| TEXT UNDER STUDY |
April 1996, pgs. 15-16
Special Report
After Israeli Elections, Balance Must Be Returned
to Peace Process
by Richard H. Curtiss
"Israeli security is far more threatened by a hungry, frustrated
population on its borders than by open borders that would allow
that population to live a decent, normal life. When that happens,
terrorism will stop."Harvard University research
scholar Sara Roy speaking at Middle East Policy Council seminar,
Feb. 27, 1996.
Representatives of 27 nations, including heads of state of half
of the 14 Arab League member states attending the March 12 "Summit
of the Peacemakers" in Egypt's Sharm el-Sheikh resort, had
to keep reminding themselves that 1996 is an election year for Israeli
Prime Minister Shimon Peres (May 29) and for U.S. President Bill
Clinton (Nov. 5). Delegates came prepared to put up with a lot of
verbal half-truths and evasions, and did.
In fact Arab representatives were not there for a love feast with
Israel. They were there to retain the military, political and economic
support of the United States against external and internal threats
by demonstrating their support for the U.S.-initiated Middle East
peace process. They knew people in their own countries are deeply
divided over the unbalanced nature of the Israeli-Palestinian peace
and the appropriate degree of support for the Palestinians, but
united in negative feelings about Israel.
Most Muslims and virtually all Arabs, from pushcart peddlers to
presidents and kings, see Israel's presence and conquests in the
Middle East as the last Western imperialist grab of Arab lands,
and the only one that hasn't been rolled back.
There was no doubt in anyone's mind, however, that the primary
purpose of the summit was to remind the Israeli electorate of two
things: First, that the Labor government of assassinated Israeli
Prime Minister Yitzhak Rabin and his successor, Peres, had taken
Israel more than half way out of 48 years of isolation from its
Arab neighbors. And second, that the Labor government had nearly
doubled U.S. financial assistance to Israel.

| WHAT IS EXPECTED |
Reproduce the report on the Sharm el-Sheikh summit between "In fact Arab" and "been rolled back.", inclusive, substituting "street vendors" for "pushcart peddlers".

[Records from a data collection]
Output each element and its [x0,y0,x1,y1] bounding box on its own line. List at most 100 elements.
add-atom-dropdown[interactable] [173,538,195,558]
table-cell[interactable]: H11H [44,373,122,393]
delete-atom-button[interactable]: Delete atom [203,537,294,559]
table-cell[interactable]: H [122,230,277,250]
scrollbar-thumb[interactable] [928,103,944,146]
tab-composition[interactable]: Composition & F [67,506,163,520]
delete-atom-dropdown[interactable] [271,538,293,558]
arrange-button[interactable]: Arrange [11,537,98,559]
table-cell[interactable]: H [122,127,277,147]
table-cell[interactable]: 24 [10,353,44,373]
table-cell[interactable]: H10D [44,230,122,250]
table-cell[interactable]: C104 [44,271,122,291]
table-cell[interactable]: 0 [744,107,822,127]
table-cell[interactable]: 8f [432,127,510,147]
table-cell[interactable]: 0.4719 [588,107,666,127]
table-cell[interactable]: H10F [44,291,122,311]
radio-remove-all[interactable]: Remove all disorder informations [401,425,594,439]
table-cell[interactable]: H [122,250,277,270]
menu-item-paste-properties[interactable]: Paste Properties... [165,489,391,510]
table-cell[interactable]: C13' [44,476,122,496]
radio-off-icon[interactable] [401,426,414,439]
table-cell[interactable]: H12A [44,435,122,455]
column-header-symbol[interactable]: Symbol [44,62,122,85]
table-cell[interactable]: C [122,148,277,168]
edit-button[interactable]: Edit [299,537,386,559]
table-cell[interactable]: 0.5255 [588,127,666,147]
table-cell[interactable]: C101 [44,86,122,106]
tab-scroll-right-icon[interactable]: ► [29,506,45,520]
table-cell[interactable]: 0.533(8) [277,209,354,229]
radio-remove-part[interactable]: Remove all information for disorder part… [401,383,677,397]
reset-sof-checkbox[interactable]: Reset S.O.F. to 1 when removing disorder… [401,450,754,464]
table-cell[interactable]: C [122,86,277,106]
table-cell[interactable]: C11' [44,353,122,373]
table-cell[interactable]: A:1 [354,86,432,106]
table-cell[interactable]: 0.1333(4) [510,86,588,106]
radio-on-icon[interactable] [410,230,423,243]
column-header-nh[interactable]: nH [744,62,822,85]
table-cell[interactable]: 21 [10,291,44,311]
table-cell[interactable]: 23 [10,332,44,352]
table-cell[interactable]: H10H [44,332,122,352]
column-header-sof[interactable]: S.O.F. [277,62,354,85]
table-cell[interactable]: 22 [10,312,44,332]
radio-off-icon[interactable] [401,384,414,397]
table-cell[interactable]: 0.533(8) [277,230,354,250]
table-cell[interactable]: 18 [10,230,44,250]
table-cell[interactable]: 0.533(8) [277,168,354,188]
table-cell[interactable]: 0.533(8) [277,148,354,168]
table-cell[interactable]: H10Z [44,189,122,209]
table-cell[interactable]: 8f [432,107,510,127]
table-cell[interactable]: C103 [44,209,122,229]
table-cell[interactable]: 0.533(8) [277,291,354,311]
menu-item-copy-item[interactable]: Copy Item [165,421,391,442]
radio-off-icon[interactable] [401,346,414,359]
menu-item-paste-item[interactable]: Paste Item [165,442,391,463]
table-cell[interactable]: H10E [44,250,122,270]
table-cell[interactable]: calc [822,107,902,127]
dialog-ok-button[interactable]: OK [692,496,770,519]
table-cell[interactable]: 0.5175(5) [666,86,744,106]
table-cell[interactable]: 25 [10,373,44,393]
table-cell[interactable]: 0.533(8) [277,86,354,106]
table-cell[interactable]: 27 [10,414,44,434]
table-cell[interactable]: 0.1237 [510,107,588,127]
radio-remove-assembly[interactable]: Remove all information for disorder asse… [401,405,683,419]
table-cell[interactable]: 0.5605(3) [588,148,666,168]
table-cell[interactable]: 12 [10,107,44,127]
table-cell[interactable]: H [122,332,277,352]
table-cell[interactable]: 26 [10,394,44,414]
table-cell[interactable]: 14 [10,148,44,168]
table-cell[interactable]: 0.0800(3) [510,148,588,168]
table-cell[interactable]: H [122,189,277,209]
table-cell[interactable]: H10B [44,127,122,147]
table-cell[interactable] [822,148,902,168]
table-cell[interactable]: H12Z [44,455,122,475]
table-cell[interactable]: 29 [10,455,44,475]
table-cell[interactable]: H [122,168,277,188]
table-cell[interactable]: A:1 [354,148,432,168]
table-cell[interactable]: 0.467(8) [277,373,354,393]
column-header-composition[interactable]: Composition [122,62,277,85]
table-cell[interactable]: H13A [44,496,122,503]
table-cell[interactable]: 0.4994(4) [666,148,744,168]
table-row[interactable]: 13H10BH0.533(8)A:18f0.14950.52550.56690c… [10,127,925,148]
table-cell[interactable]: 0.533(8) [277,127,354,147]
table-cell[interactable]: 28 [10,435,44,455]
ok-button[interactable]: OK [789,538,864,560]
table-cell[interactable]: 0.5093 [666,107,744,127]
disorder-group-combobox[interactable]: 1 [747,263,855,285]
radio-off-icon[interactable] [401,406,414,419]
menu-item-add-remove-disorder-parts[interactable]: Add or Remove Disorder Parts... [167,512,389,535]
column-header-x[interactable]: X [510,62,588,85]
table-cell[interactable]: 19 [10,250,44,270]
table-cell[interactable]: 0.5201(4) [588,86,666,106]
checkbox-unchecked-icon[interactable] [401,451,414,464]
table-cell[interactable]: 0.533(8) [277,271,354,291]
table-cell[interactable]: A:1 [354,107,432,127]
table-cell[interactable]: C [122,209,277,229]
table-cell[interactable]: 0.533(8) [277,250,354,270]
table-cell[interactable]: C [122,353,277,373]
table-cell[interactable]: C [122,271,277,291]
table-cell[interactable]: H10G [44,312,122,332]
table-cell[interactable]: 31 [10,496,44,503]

| REPLY |
In fact Arab representatives were not there for a love feast with
Israel. They were there to retain the military, political and economic
support of the United States against external and internal threats
by demonstrating their support for the U.S.-initiated Middle East
peace process. They knew people in their own countries are deeply
divided over the unbalanced nature of the Israeli-Palestinian peace
and the appropriate degree of support for the Palestinians, but
united in negative feelings about Israel.
Most Muslims and virtually all Arabs, from street vendors to
presidents and kings, see Israel's presence and conquests in the
Middle East as the last Western imperialist grab of Arab lands,
and the only one that hasn't been rolled back.